- _What is needed_
Transcribe the records below exactly.

- _Supplied records_
'''

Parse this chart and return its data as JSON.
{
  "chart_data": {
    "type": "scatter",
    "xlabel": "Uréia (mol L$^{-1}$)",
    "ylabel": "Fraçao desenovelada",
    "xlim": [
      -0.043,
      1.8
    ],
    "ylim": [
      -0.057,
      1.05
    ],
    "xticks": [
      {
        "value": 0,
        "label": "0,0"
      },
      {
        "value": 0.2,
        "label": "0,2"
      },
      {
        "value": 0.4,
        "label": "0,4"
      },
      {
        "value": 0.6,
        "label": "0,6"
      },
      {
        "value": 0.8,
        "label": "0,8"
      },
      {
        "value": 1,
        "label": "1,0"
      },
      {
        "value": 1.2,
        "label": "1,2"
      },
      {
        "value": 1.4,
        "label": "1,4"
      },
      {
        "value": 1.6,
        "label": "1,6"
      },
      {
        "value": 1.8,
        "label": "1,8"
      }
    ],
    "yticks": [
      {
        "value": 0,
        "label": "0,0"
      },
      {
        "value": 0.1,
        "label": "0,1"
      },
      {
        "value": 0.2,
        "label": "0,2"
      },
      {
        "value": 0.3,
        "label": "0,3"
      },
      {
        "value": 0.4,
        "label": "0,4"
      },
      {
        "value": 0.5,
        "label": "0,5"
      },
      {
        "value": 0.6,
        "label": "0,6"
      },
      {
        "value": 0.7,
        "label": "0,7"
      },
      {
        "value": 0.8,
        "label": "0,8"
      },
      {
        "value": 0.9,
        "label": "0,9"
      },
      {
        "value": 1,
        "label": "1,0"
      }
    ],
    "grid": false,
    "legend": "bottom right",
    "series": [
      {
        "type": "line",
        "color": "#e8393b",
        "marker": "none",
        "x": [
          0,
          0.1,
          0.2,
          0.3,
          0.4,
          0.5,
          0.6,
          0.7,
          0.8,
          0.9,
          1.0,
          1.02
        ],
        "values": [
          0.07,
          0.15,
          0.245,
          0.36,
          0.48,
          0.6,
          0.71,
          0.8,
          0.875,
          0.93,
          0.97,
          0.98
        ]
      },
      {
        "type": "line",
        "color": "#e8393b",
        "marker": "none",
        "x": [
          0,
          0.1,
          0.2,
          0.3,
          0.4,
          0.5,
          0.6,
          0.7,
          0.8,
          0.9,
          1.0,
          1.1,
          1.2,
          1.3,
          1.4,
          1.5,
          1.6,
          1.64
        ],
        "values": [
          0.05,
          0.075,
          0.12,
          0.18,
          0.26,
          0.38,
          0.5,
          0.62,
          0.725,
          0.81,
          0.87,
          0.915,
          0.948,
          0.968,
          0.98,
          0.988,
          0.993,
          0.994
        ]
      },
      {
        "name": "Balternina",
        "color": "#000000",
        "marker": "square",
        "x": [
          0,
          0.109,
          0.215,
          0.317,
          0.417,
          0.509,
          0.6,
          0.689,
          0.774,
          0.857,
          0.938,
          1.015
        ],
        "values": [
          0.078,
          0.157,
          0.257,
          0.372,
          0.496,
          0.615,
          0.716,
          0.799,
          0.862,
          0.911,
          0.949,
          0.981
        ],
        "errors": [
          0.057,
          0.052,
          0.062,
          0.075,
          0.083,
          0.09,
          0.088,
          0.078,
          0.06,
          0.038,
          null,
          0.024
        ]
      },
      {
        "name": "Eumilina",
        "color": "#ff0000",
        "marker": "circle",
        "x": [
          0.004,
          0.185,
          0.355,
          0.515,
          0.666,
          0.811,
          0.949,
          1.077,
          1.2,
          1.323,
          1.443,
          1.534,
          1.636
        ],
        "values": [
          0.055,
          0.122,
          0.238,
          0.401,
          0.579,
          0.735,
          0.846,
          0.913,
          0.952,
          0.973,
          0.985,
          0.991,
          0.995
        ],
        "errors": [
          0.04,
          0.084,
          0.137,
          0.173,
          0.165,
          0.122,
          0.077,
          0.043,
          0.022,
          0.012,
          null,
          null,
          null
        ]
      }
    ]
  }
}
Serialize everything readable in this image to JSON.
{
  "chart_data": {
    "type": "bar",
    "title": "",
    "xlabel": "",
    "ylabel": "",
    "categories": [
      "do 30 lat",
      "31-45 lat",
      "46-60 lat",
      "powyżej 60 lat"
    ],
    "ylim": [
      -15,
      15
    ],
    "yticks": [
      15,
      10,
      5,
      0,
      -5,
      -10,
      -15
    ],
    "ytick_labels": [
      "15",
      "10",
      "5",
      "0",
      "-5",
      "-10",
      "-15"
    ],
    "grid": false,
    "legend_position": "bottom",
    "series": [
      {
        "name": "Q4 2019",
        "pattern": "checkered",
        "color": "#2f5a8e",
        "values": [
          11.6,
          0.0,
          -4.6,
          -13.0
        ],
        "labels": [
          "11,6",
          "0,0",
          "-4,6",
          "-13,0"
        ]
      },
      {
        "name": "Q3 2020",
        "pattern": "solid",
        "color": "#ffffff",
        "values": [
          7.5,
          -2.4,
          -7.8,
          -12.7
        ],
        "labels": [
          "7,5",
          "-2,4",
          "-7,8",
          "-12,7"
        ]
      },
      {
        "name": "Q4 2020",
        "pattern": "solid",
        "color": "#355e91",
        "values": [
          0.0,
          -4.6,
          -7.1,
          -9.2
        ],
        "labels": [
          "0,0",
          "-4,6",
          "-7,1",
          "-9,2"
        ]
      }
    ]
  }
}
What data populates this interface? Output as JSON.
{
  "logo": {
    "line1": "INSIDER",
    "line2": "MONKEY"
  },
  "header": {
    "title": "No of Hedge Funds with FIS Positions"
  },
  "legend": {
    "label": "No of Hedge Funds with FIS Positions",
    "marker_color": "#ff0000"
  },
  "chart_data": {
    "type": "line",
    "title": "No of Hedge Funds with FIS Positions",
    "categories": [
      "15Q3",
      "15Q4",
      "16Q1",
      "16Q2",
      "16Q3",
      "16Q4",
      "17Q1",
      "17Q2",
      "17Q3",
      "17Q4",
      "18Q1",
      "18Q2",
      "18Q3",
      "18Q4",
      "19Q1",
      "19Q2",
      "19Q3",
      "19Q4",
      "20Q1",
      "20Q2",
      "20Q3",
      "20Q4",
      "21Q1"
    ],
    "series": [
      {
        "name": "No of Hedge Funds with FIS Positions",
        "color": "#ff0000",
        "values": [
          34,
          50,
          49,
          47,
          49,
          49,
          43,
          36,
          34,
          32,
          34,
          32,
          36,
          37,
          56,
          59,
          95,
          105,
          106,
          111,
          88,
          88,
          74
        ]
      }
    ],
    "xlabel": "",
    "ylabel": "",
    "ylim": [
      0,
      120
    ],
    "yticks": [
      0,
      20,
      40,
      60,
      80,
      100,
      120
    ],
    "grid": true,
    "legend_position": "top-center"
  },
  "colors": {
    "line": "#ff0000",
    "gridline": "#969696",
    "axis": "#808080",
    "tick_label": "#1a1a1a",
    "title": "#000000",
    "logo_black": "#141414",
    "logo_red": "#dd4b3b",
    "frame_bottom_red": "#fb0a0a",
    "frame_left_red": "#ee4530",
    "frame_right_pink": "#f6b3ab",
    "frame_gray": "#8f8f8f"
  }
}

'''

- _Result for this task_
Parse this chart and return its data as JSON.
{
  "chart_data": {
    "type": "scatter",
    "xlabel": "Uréia (mol L$^{-1}$)",
    "ylabel": "Fraçao desenovelada",
    "xlim": [
      -0.043,
      1.8
    ],
    "ylim": [
      -0.057,
      1.05
    ],
    "xticks": [
      {
        "value": 0,
        "label": "0,0"
      },
      {
        "value": 0.2,
        "label": "0,2"
      },
      {
        "value": 0.4,
        "label": "0,4"
      },
      {
        "value": 0.6,
        "label": "0,6"
      },
      {
        "value": 0.8,
        "label": "0,8"
      },
      {
        "value": 1,
        "label": "1,0"
      },
      {
        "value": 1.2,
        "label": "1,2"
      },
      {
        "value": 1.4,
        "label": "1,4"
      },
      {
        "value": 1.6,
        "label": "1,6"
      },
      {
        "value": 1.8,
        "label": "1,8"
      }
    ],
    "yticks": [
      {
        "value": 0,
        "label": "0,0"
      },
      {
        "value": 0.1,
        "label": "0,1"
      },
      {
        "value": 0.2,
        "label": "0,2"
      },
      {
        "value": 0.3,
        "label": "0,3"
      },
      {
        "value": 0.4,
        "label": "0,4"
      },
      {
        "value": 0.5,
        "label": "0,5"
      },
      {
        "value": 0.6,
        "label": "0,6"
      },
      {
        "value": 0.7,
        "label": "0,7"
      },
      {
        "value": 0.8,
        "label": "0,8"
      },
      {
        "value": 0.9,
        "label": "0,9"
      },
      {
        "value": 1,
        "label": "1,0"
      }
    ],
    "grid": false,
    "legend": "bottom right",
    "series": [
      {
        "type": "line",
        "color": "#e8393b",
        "marker": "none",
        "x": [
          0,
          0.1,
          0.2,
          0.3,
          0.4,
          0.5,
          0.6,
          0.7,
          0.8,
          0.9,
          1.0,
          1.02
        ],
        "values": [
          0.07,
          0.15,
          0.245,
          0.36,
          0.48,
          0.6,
          0.71,
          0.8,
          0.875,
          0.93,
          0.97,
          0.98
        ]
      },
      {
        "type": "line",
        "color": "#e8393b",
        "marker": "none",
        "x": [
          0,
          0.1,
          0.2,
          0.3,
          0.4,
          0.5,
          0.6,
          0.7,
          0.8,
          0.9,
          1.0,
          1.1,
          1.2,
          1.3,
          1.4,
          1.5,
          1.6,
          1.64
        ],
        "values": [
          0.05,
          0.075,
          0.12,
          0.18,
          0.26,
          0.38,
          0.5,
          0.62,
          0.725,
          0.81,
          0.87,
          0.915,
          0.948,
          0.968,
          0.98,
          0.988,
          0.993,
          0.994
        ]
      },
      {
        "name": "Balternina",
        "color": "#000000",
        "marker": "square",
        "x": [
          0,
          0.109,
          0.215,
          0.317,
          0.417,
          0.509,
          0.6,
          0.689,
          0.774,
          0.857,
          0.938,
          1.015
        ],
        "values": [
          0.078,
          0.157,
          0.257,
          0.372,
          0.496,
          0.615,
          0.716,
          0.799,
          0.862,
          0.911,
          0.949,
          0.981
        ],
        "errors": [
          0.057,
          0.052,
          0.062,
          0.075,
          0.083,
          0.09,
          0.088,
          0.078,
          0.06,
          0.038,
          null,
          0.024
        ]
      },
      {
        "name": "Eumilina",
        "color": "#ff0000",
        "marker": "circle",
        "x": [
          0.004,
          0.185,
          0.355,
          0.515,
          0.666,
          0.811,
          0.949,
          1.077,
          1.2,
          1.323,
          1.443,
          1.534,
          1.636
        ],
        "values": [
          0.055,
          0.122,
          0.238,
          0.401,
          0.579,
          0.735,
          0.846,
          0.913,
          0.952,
          0.973,
          0.985,
          0.991,
          0.995
        ],
        "errors": [
          0.04,
          0.084,
          0.137,
          0.173,
          0.165,
          0.122,
          0.077,
          0.043,
          0.022,
          0.012,
          null,
          null,
          null
        ]
      }
    ]
  }
}
Serialize everything readable in this image to JSON.
{
  "chart_data": {
    "type": "bar",
    "title": "",
    "xlabel": "",
    "ylabel": "",
    "categories": [
      "do 30 lat",
      "31-45 lat",
      "46-60 lat",
      "powyżej 60 lat"
    ],
    "ylim": [
      -15,
      15
    ],
    "yticks": [
      15,
      10,
      5,
      0,
      -5,
      -10,
      -15
    ],
    "ytick_labels": [
      "15",
      "10",
      "5",
      "0",
      "-5",
      "-10",
      "-15"
    ],
    "grid": false,
    "legend_position": "bottom",
    "series": [
      {
        "name": "Q4 2019",
        "pattern": "checkered",
        "color": "#2f5a8e",
        "values": [
          11.6,
          0.0,
          -4.6,
          -13.0
        ],
        "labels": [
          "11,6",
          "0,0",
          "-4,6",
          "-13,0"
        ]
      },
      {
        "name": "Q3 2020",
        "pattern": "solid",
        "color": "#ffffff",
        "values": [
          7.5,
          -2.4,
          -7.8,
          -12.7
        ],
        "labels": [
          "7,5",
          "-2,4",
          "-7,8",
          "-12,7"
        ]
      },
      {
        "name": "Q4 2020",
        "pattern": "solid",
        "color": "#355e91",
        "values": [
          0.0,
          -4.6,
          -7.1,
          -9.2
        ],
        "labels": [
          "0,0",
          "-4,6",
          "-7,1",
          "-9,2"
        ]
      }
    ]
  }
}
What data populates this interface? Output as JSON.
{
  "logo": {
    "line1": "INSIDER",
    "line2": "MONKEY"
  },
  "header": {
    "title": "No of Hedge Funds with FIS Positions"
  },
  "legend": {
    "label": "No of Hedge Funds with FIS Positions",
    "marker_color": "#ff0000"
  },
  "chart_data": {
    "type": "line",
    "title": "No of Hedge Funds with FIS Positions",
    "categories": [
      "15Q3",
      "15Q4",
      "16Q1",
      "16Q2",
      "16Q3",
      "16Q4",
      "17Q1",
      "17Q2",
      "17Q3",
      "17Q4",
      "18Q1",
      "18Q2",
      "18Q3",
      "18Q4",
      "19Q1",
      "19Q2",
      "19Q3",
      "19Q4",
      "20Q1",
      "20Q2",
      "20Q3",
      "20Q4",
      "21Q1"
    ],
    "series": [
      {
        "name": "No of Hedge Funds with FIS Positions",
        "color": "#ff0000",
        "values": [
          34,
          50,
          49,
          47,
          49,
          49,
          43,
          36,
          34,
          32,
          34,
          32,
          36,
          37,
          56,
          59,
          95,
          105,
          106,
          111,
          88,
          88,
          74
        ]
      }
    ],
    "xlabel": "",
    "ylabel": "",
    "ylim": [
      0,
      120
    ],
    "yticks": [
      0,
      20,
      40,
      60,
      80,
      100,
      120
    ],
    "grid": true,
    "legend_position": "top-center"
  },
  "colors": {
    "line": "#ff0000",
    "gridline": "#969696",
    "axis": "#808080",
    "tick_label": "#1a1a1a",
    "title": "#000000",
    "logo_black": "#141414",
    "logo_red": "#dd4b3b",
    "frame_bottom_red": "#fb0a0a",
    "frame_left_red": "#ee4530",
    "frame_right_pink": "#f6b3ab",
    "frame_gray": "#8f8f8f"
  }
}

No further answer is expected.